*What you are asked to do*
Reproduce each record exactly.

(Excerpts from a figure dataset)
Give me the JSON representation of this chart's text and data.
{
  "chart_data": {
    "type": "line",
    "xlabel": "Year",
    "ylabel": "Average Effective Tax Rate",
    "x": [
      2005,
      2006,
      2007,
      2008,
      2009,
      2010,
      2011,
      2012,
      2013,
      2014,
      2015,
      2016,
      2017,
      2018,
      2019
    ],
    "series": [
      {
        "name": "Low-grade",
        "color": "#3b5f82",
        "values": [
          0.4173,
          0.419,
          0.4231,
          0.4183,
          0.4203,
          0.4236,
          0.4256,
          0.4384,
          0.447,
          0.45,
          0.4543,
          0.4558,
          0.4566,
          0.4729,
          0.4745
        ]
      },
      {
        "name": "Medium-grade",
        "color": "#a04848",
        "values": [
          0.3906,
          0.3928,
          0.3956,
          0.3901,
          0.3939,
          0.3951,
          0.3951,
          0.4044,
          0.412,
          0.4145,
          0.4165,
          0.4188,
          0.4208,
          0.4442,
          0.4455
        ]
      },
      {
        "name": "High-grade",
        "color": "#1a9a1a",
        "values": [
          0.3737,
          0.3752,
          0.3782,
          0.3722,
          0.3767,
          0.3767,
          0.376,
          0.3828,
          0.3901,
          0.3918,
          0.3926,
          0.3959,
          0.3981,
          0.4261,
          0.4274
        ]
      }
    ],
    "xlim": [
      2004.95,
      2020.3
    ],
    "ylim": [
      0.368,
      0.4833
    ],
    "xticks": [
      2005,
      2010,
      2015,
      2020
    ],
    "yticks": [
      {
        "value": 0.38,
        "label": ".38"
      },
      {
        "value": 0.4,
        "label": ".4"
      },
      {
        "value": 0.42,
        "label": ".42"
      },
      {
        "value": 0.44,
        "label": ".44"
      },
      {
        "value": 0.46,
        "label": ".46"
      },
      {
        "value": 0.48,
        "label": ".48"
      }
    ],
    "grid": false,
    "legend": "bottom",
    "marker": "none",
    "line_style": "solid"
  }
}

*Answer below*
Give me the JSON representation of this chart's text and data.
{
  "chart_data": {
    "type": "line",
    "xlabel": "Year",
    "ylabel": "Average Effective Tax Rate",
    "x": [
      2005,
      2006,
      2007,
      2008,
      2009,
      2010,
      2011,
      2012,
      2013,
      2014,
      2015,
      2016,
      2017,
      2018,
      2019
    ],
    "series": [
      {
        "name": "Low-grade",
        "color": "#3b5f82",
        "values": [
          0.4173,
          0.419,
          0.4231,
          0.4183,
          0.4203,
          0.4236,
          0.4256,
          0.4384,
          0.447,
          0.45,
          0.4543,
          0.4558,
          0.4566,
          0.4729,
          0.4745
        ]
      },
      {
        "name": "Medium-grade",
        "color": "#a04848",
        "values": [
          0.3906,
          0.3928,
          0.3956,
          0.3901,
          0.3939,
          0.3951,
          0.3951,
          0.4044,
          0.412,
          0.4145,
          0.4165,
          0.4188,
          0.4208,
          0.4442,
          0.4455
        ]
      },
      {
        "name": "High-grade",
        "color": "#1a9a1a",
        "values": [
          0.3737,
          0.3752,
          0.3782,
          0.3722,
          0.3767,
          0.3767,
          0.376,
          0.3828,
          0.3901,
          0.3918,
          0.3926,
          0.3959,
          0.3981,
          0.4261,
          0.4274
        ]
      }
    ],
    "xlim": [
      2004.95,
      2020.3
    ],
    "ylim": [
      0.368,
      0.4833
    ],
    "xticks": [
      2005,
      2010,
      2015,
      2020
    ],
    "yticks": [
      {
        "value": 0.38,
        "label": ".38"
      },
      {
        "value": 0.4,
        "label": ".4"
      },
      {
        "value": 0.42,
        "label": ".42"
      },
      {
        "value": 0.44,
        "label": ".44"
      },
      {
        "value": 0.46,
        "label": ".46"
      },
      {
        "value": 0.48,
        "label": ".48"
      }
    ],
    "grid": false,
    "legend": "bottom",
    "marker": "none",
    "line_style": "solid"
  }
}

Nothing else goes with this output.